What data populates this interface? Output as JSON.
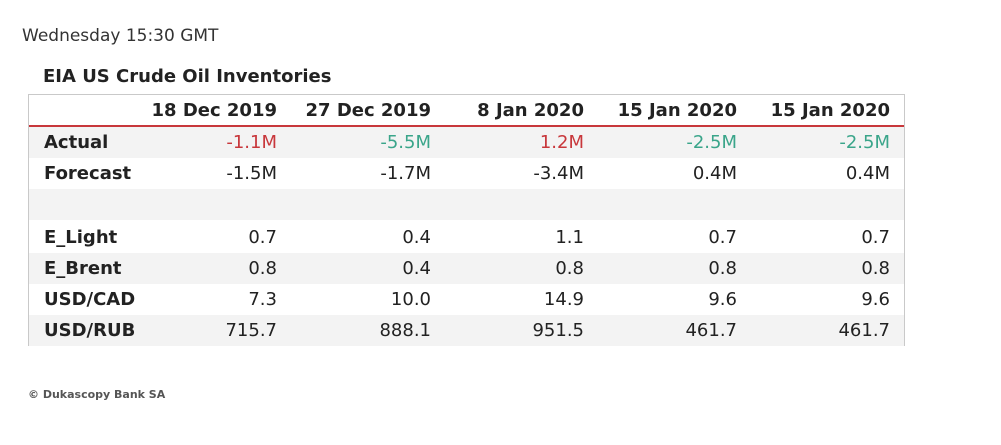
{
  "timestamp": "Wednesday 15:30 GMT",
  "table": {
    "title": "EIA US Crude Oil Inventories",
    "columns": [
      "18 Dec 2019",
      "27 Dec 2019",
      "8 Jan 2020",
      "15 Jan 2020",
      "15 Jan 2020"
    ],
    "rows": {
      "actual": {
        "label": "Actual",
        "values": [
          "-1.1M",
          "-5.5M",
          "1.2M",
          "-2.5M",
          "-2.5M"
        ]
      },
      "forecast": {
        "label": "Forecast",
        "values": [
          "-1.5M",
          "-1.7M",
          "-3.4M",
          "0.4M",
          "0.4M"
        ]
      },
      "e_light": {
        "label": "E_Light",
        "values": [
          "0.7",
          "0.4",
          "1.1",
          "0.7",
          "0.7"
        ]
      },
      "e_brent": {
        "label": "E_Brent",
        "values": [
          "0.8",
          "0.4",
          "0.8",
          "0.8",
          "0.8"
        ]
      },
      "usd_cad": {
        "label": "USD/CAD",
        "values": [
          "7.3",
          "10.0",
          "14.9",
          "9.6",
          "9.6"
        ]
      },
      "usd_rub": {
        "label": "USD/RUB",
        "values": [
          "715.7",
          "888.1",
          "951.5",
          "461.7",
          "461.7"
        ]
      }
    }
  },
  "colors": {
    "header_rule": "#c8373b",
    "actual_red": "#c8373b",
    "actual_green": "#3aa58a",
    "shaded_row": "#f3f3f3"
  },
  "footer": "© Dukascopy Bank SA"
}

**Description of the task:**
Every line of text is to be repeated exactly; pictures are left out.

**Completed exercise:**
What data populates this interface? Output as JSON.
{
  "timestamp": "Wednesday 15:30 GMT",
  "table": {
    "title": "EIA US Crude Oil Inventories",
    "columns": [
      "18 Dec 2019",
      "27 Dec 2019",
      "8 Jan 2020",
      "15 Jan 2020",
      "15 Jan 2020"
    ],
    "rows": {
      "actual": {
        "label": "Actual",
        "values": [
          "-1.1M",
          "-5.5M",
          "1.2M",
          "-2.5M",
          "-2.5M"
        ]
      },
      "forecast": {
        "label": "Forecast",
        "values": [
          "-1.5M",
          "-1.7M",
          "-3.4M",
          "0.4M",
          "0.4M"
        ]
      },
      "e_light": {
        "label": "E_Light",
        "values": [
          "0.7",
          "0.4",
          "1.1",
          "0.7",
          "0.7"
        ]
      },
      "e_brent": {
        "label": "E_Brent",
        "values": [
          "0.8",
          "0.4",
          "0.8",
          "0.8",
          "0.8"
        ]
      },
      "usd_cad": {
        "label": "USD/CAD",
        "values": [
          "7.3",
          "10.0",
          "14.9",
          "9.6",
          "9.6"
        ]
      },
      "usd_rub": {
        "label": "USD/RUB",
        "values": [
          "715.7",
          "888.1",
          "951.5",
          "461.7",
          "461.7"
        ]
      }
    }
  },
  "colors": {
    "header_rule": "#c8373b",
    "actual_red": "#c8373b",
    "actual_green": "#3aa58a",
    "shaded_row": "#f3f3f3"
  },
  "footer": "© Dukascopy Bank SA"
}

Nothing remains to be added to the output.